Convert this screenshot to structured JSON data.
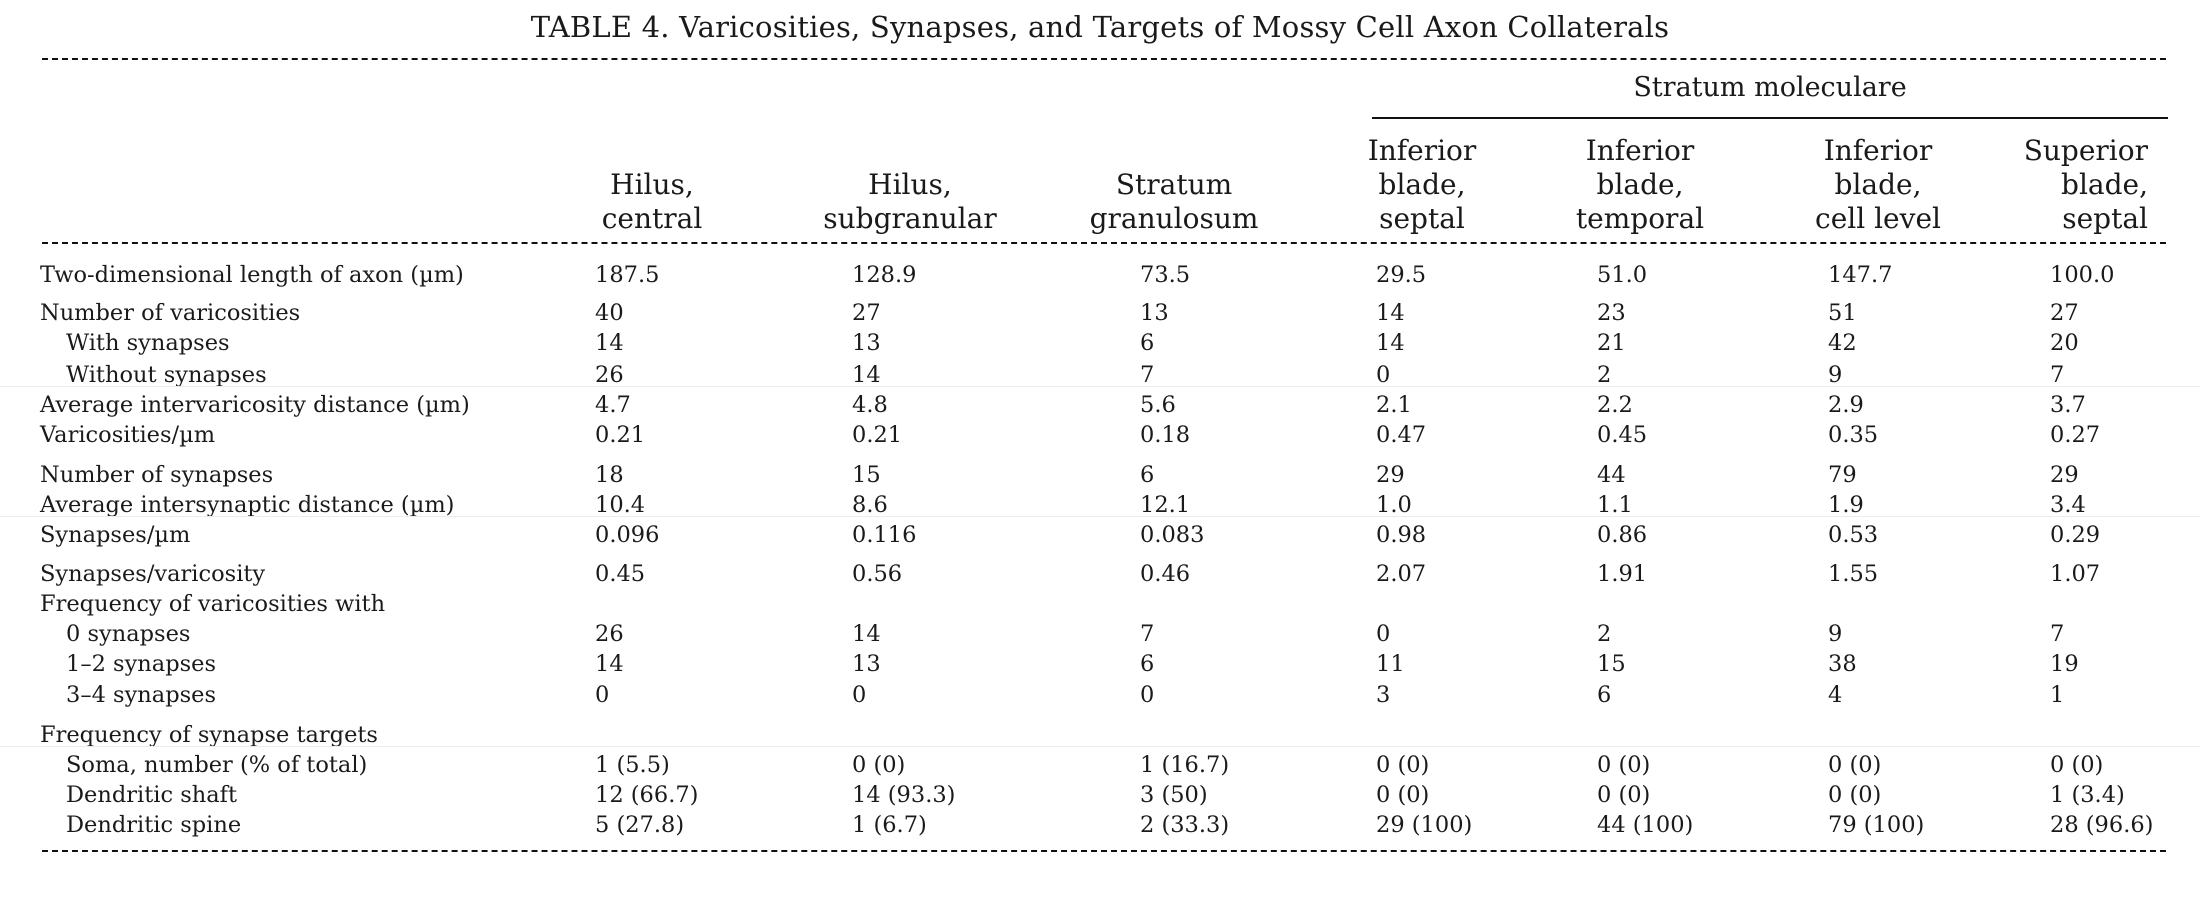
{
  "title": "TABLE 4.  Varicosities, Synapses, and Targets of Mossy Cell Axon Collaterals",
  "group_header": "Stratum moleculare",
  "columns": [
    [
      "Hilus,",
      "central"
    ],
    [
      "Hilus,",
      "subgranular"
    ],
    [
      "Stratum",
      "granulosum"
    ],
    [
      "Inferior",
      "blade,",
      "septal"
    ],
    [
      "Inferior",
      "blade,",
      "temporal"
    ],
    [
      "Inferior",
      "blade,",
      "cell level"
    ],
    [
      "Superior",
      "blade,",
      "septal"
    ]
  ],
  "rows": [
    {
      "label": "Two-dimensional length of axon (µm)",
      "indent": false,
      "values": [
        "187.5",
        "128.9",
        "73.5",
        "29.5",
        "51.0",
        "147.7",
        "100.0"
      ]
    },
    {
      "label": "Number of varicosities",
      "indent": false,
      "values": [
        "40",
        "27",
        "13",
        "14",
        "23",
        "51",
        "27"
      ]
    },
    {
      "label": "With synapses",
      "indent": true,
      "values": [
        "14",
        "13",
        "6",
        "14",
        "21",
        "42",
        "20"
      ]
    },
    {
      "label": "Without synapses",
      "indent": true,
      "values": [
        "26",
        "14",
        "7",
        "0",
        "2",
        "9",
        "7"
      ]
    },
    {
      "label": "Average intervaricosity distance (µm)",
      "indent": false,
      "values": [
        "4.7",
        "4.8",
        "5.6",
        "2.1",
        "2.2",
        "2.9",
        "3.7"
      ]
    },
    {
      "label": "Varicosities/µm",
      "indent": false,
      "values": [
        "0.21",
        "0.21",
        "0.18",
        "0.47",
        "0.45",
        "0.35",
        "0.27"
      ]
    },
    {
      "label": "Number of synapses",
      "indent": false,
      "values": [
        "18",
        "15",
        "6",
        "29",
        "44",
        "79",
        "29"
      ]
    },
    {
      "label": "Average intersynaptic distance (µm)",
      "indent": false,
      "values": [
        "10.4",
        "8.6",
        "12.1",
        "1.0",
        "1.1",
        "1.9",
        "3.4"
      ]
    },
    {
      "label": "Synapses/µm",
      "indent": false,
      "values": [
        "0.096",
        "0.116",
        "0.083",
        "0.98",
        "0.86",
        "0.53",
        "0.29"
      ]
    },
    {
      "label": "Synapses/varicosity",
      "indent": false,
      "values": [
        "0.45",
        "0.56",
        "0.46",
        "2.07",
        "1.91",
        "1.55",
        "1.07"
      ]
    },
    {
      "label": "Frequency of varicosities with",
      "indent": false,
      "values": [
        "",
        "",
        "",
        "",
        "",
        "",
        ""
      ]
    },
    {
      "label": "0 synapses",
      "indent": true,
      "values": [
        "26",
        "14",
        "7",
        "0",
        "2",
        "9",
        "7"
      ]
    },
    {
      "label": "1–2 synapses",
      "indent": true,
      "values": [
        "14",
        "13",
        "6",
        "11",
        "15",
        "38",
        "19"
      ]
    },
    {
      "label": "3–4 synapses",
      "indent": true,
      "values": [
        "0",
        "0",
        "0",
        "3",
        "6",
        "4",
        "1"
      ]
    },
    {
      "label": "Frequency of synapse targets",
      "indent": false,
      "values": [
        "",
        "",
        "",
        "",
        "",
        "",
        ""
      ]
    },
    {
      "label": "Soma, number (% of total)",
      "indent": true,
      "values": [
        "1 (5.5)",
        "0 (0)",
        "1 (16.7)",
        "0 (0)",
        "0 (0)",
        "0 (0)",
        "0 (0)"
      ]
    },
    {
      "label": "Dendritic shaft",
      "indent": true,
      "values": [
        "12 (66.7)",
        "14 (93.3)",
        "3 (50)",
        "0 (0)",
        "0 (0)",
        "0 (0)",
        "1 (3.4)"
      ]
    },
    {
      "label": "Dendritic spine",
      "indent": true,
      "values": [
        "5 (27.8)",
        "1 (6.7)",
        "2 (33.3)",
        "29 (100)",
        "44 (100)",
        "79 (100)",
        "28 (96.6)"
      ]
    }
  ]
}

= = = = =

## [Task description]
Write the entries above out in full, exactly, with no images.

## [Task answer]
Convert this screenshot to structured JSON data.
{
  "title": "TABLE 4.  Varicosities, Synapses, and Targets of Mossy Cell Axon Collaterals",
  "group_header": "Stratum moleculare",
  "columns": [
    [
      "Hilus,",
      "central"
    ],
    [
      "Hilus,",
      "subgranular"
    ],
    [
      "Stratum",
      "granulosum"
    ],
    [
      "Inferior",
      "blade,",
      "septal"
    ],
    [
      "Inferior",
      "blade,",
      "temporal"
    ],
    [
      "Inferior",
      "blade,",
      "cell level"
    ],
    [
      "Superior",
      "blade,",
      "septal"
    ]
  ],
  "rows": [
    {
      "label": "Two-dimensional length of axon (µm)",
      "indent": false,
      "values": [
        "187.5",
        "128.9",
        "73.5",
        "29.5",
        "51.0",
        "147.7",
        "100.0"
      ]
    },
    {
      "label": "Number of varicosities",
      "indent": false,
      "values": [
        "40",
        "27",
        "13",
        "14",
        "23",
        "51",
        "27"
      ]
    },
    {
      "label": "With synapses",
      "indent": true,
      "values": [
        "14",
        "13",
        "6",
        "14",
        "21",
        "42",
        "20"
      ]
    },
    {
      "label": "Without synapses",
      "indent": true,
      "values": [
        "26",
        "14",
        "7",
        "0",
        "2",
        "9",
        "7"
      ]
    },
    {
      "label": "Average intervaricosity distance (µm)",
      "indent": false,
      "values": [
        "4.7",
        "4.8",
        "5.6",
        "2.1",
        "2.2",
        "2.9",
        "3.7"
      ]
    },
    {
      "label": "Varicosities/µm",
      "indent": false,
      "values": [
        "0.21",
        "0.21",
        "0.18",
        "0.47",
        "0.45",
        "0.35",
        "0.27"
      ]
    },
    {
      "label": "Number of synapses",
      "indent": false,
      "values": [
        "18",
        "15",
        "6",
        "29",
        "44",
        "79",
        "29"
      ]
    },
    {
      "label": "Average intersynaptic distance (µm)",
      "indent": false,
      "values": [
        "10.4",
        "8.6",
        "12.1",
        "1.0",
        "1.1",
        "1.9",
        "3.4"
      ]
    },
    {
      "label": "Synapses/µm",
      "indent": false,
      "values": [
        "0.096",
        "0.116",
        "0.083",
        "0.98",
        "0.86",
        "0.53",
        "0.29"
      ]
    },
    {
      "label": "Synapses/varicosity",
      "indent": false,
      "values": [
        "0.45",
        "0.56",
        "0.46",
        "2.07",
        "1.91",
        "1.55",
        "1.07"
      ]
    },
    {
      "label": "Frequency of varicosities with",
      "indent": false,
      "values": [
        "",
        "",
        "",
        "",
        "",
        "",
        ""
      ]
    },
    {
      "label": "0 synapses",
      "indent": true,
      "values": [
        "26",
        "14",
        "7",
        "0",
        "2",
        "9",
        "7"
      ]
    },
    {
      "label": "1–2 synapses",
      "indent": true,
      "values": [
        "14",
        "13",
        "6",
        "11",
        "15",
        "38",
        "19"
      ]
    },
    {
      "label": "3–4 synapses",
      "indent": true,
      "values": [
        "0",
        "0",
        "0",
        "3",
        "6",
        "4",
        "1"
      ]
    },
    {
      "label": "Frequency of synapse targets",
      "indent": false,
      "values": [
        "",
        "",
        "",
        "",
        "",
        "",
        ""
      ]
    },
    {
      "label": "Soma, number (% of total)",
      "indent": true,
      "values": [
        "1 (5.5)",
        "0 (0)",
        "1 (16.7)",
        "0 (0)",
        "0 (0)",
        "0 (0)",
        "0 (0)"
      ]
    },
    {
      "label": "Dendritic shaft",
      "indent": true,
      "values": [
        "12 (66.7)",
        "14 (93.3)",
        "3 (50)",
        "0 (0)",
        "0 (0)",
        "0 (0)",
        "1 (3.4)"
      ]
    },
    {
      "label": "Dendritic spine",
      "indent": true,
      "values": [
        "5 (27.8)",
        "1 (6.7)",
        "2 (33.3)",
        "29 (100)",
        "44 (100)",
        "79 (100)",
        "28 (96.6)"
      ]
    }
  ]
}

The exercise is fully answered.